Written task
Will you give the material below again, every line exactly as it is?

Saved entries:
+ + +
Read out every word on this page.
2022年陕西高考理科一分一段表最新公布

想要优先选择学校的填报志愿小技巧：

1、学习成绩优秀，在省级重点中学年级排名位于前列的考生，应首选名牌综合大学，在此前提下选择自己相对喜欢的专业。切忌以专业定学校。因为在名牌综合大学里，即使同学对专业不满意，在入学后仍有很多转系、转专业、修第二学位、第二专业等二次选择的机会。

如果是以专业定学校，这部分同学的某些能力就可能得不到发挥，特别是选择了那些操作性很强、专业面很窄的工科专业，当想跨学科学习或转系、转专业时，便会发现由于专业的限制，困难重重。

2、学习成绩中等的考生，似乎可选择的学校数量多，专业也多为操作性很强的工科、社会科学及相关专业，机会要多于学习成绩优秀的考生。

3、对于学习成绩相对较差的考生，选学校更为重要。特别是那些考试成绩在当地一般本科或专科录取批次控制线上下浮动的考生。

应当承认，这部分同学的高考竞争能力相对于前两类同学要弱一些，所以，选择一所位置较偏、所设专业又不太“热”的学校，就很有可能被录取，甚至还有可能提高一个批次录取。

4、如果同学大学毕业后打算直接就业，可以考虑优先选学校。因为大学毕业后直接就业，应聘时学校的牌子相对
+ + +
Task output
Read out every word on this page.
2022年陕西高考理科一分一段表最新公布

想要优先选择学校的填报志愿小技巧：

1、学习成绩优秀，在省级重点中学年级排名位于前列的考生，应首选名牌综合大学，在此前提下选择自己相对喜欢的专业。切忌以专业定学校。因为在名牌综合大学里，即使同学对专业不满意，在入学后仍有很多转系、转专业、修第二学位、第二专业等二次选择的机会。

如果是以专业定学校，这部分同学的某些能力就可能得不到发挥，特别是选择了那些操作性很强、专业面很窄的工科专业，当想跨学科学习或转系、转专业时，便会发现由于专业的限制，困难重重。

2、学习成绩中等的考生，似乎可选择的学校数量多，专业也多为操作性很强的工科、社会科学及相关专业，机会要多于学习成绩优秀的考生。

3、对于学习成绩相对较差的考生，选学校更为重要。特别是那些考试成绩在当地一般本科或专科录取批次控制线上下浮动的考生。

应当承认，这部分同学的高考竞争能力相对于前两类同学要弱一些，所以，选择一所位置较偏、所设专业又不太“热”的学校，就很有可能被录取，甚至还有可能提高一个批次录取。

4、如果同学大学毕业后打算直接就业，可以考虑优先选学校。因为大学毕业后直接就业，应聘时学校的牌子相对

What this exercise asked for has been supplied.